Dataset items
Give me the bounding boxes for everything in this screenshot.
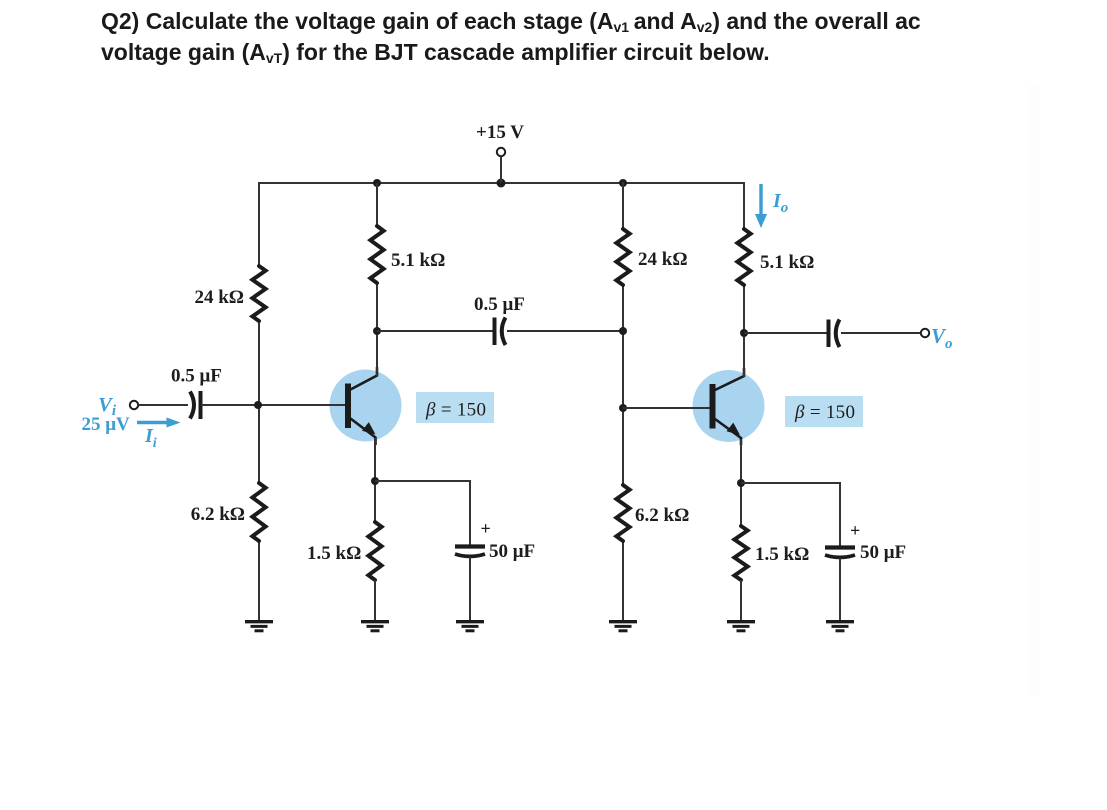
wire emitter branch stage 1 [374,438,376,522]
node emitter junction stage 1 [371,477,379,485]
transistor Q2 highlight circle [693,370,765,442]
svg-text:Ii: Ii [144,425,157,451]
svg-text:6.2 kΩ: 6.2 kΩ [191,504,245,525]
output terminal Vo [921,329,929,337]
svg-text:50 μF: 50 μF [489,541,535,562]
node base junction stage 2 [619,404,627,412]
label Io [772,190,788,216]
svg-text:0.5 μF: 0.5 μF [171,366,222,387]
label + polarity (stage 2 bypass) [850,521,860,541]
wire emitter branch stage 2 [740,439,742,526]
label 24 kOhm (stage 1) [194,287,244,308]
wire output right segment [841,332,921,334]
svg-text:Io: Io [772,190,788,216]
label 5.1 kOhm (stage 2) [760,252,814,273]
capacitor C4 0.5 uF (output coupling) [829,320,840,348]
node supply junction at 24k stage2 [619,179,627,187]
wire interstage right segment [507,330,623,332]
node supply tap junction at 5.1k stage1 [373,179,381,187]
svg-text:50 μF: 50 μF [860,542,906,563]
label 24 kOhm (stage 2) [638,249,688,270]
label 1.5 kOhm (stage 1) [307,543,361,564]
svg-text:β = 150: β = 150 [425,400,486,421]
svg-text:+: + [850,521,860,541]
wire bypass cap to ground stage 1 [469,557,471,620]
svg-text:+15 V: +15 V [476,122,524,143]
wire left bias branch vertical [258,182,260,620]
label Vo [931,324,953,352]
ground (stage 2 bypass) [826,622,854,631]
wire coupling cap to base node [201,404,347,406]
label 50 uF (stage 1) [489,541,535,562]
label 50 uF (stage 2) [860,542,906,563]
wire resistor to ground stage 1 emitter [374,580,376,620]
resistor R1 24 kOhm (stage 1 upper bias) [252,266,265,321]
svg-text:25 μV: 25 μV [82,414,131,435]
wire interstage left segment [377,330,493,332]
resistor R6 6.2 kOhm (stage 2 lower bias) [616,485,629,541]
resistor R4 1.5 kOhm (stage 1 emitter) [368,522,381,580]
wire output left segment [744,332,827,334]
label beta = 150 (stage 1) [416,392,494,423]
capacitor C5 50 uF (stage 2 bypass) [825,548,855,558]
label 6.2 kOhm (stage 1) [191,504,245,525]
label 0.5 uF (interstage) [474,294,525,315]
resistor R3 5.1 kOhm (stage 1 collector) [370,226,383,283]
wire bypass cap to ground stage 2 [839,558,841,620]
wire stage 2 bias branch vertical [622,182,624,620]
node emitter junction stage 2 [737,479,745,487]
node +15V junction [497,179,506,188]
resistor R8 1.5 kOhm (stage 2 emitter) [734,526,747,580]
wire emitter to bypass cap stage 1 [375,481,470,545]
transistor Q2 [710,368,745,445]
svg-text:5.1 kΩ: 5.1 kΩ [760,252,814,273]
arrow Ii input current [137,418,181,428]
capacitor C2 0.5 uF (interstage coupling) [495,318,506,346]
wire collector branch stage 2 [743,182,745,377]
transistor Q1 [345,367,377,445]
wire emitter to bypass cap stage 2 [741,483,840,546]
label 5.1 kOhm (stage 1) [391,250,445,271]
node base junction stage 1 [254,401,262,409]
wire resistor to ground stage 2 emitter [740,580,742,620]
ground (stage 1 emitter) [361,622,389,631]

- [Your task]: Put the lines starting at the one containing "wire emitter branch stage 1 [374,438,376,522]" and ending at the one containing "label + polarity" into a Markdown table with the columns Row and Line. Number each row and leave out any blank lines.

- [Result below]:
| Row | Line |
|---|---|
| 1 | wire emitter branch stage 1 [374,438,376,522] |
| 2 | node emitter junction stage 1 [371,477,379,485] |
| 3 | transistor Q2 highlight circle [693,370,765,442] |
| 4 | svg-text:Ii: Ii [144,425,157,451] |
| 5 | svg-text:6.2 kΩ: 6.2 kΩ [191,504,245,525] |
| 6 | output terminal Vo [921,329,929,337] |
| 7 | svg-text:50 μF: 50 μF [489,541,535,562] |
| 8 | node base junction stage 2 [619,404,627,412] |
| 9 | label Io [772,190,788,216] |
| 10 | svg-text:0.5 μF: 0.5 μF [171,366,222,387] |
| 11 | label + polarity (stage 2 bypass) [850,521,860,541] |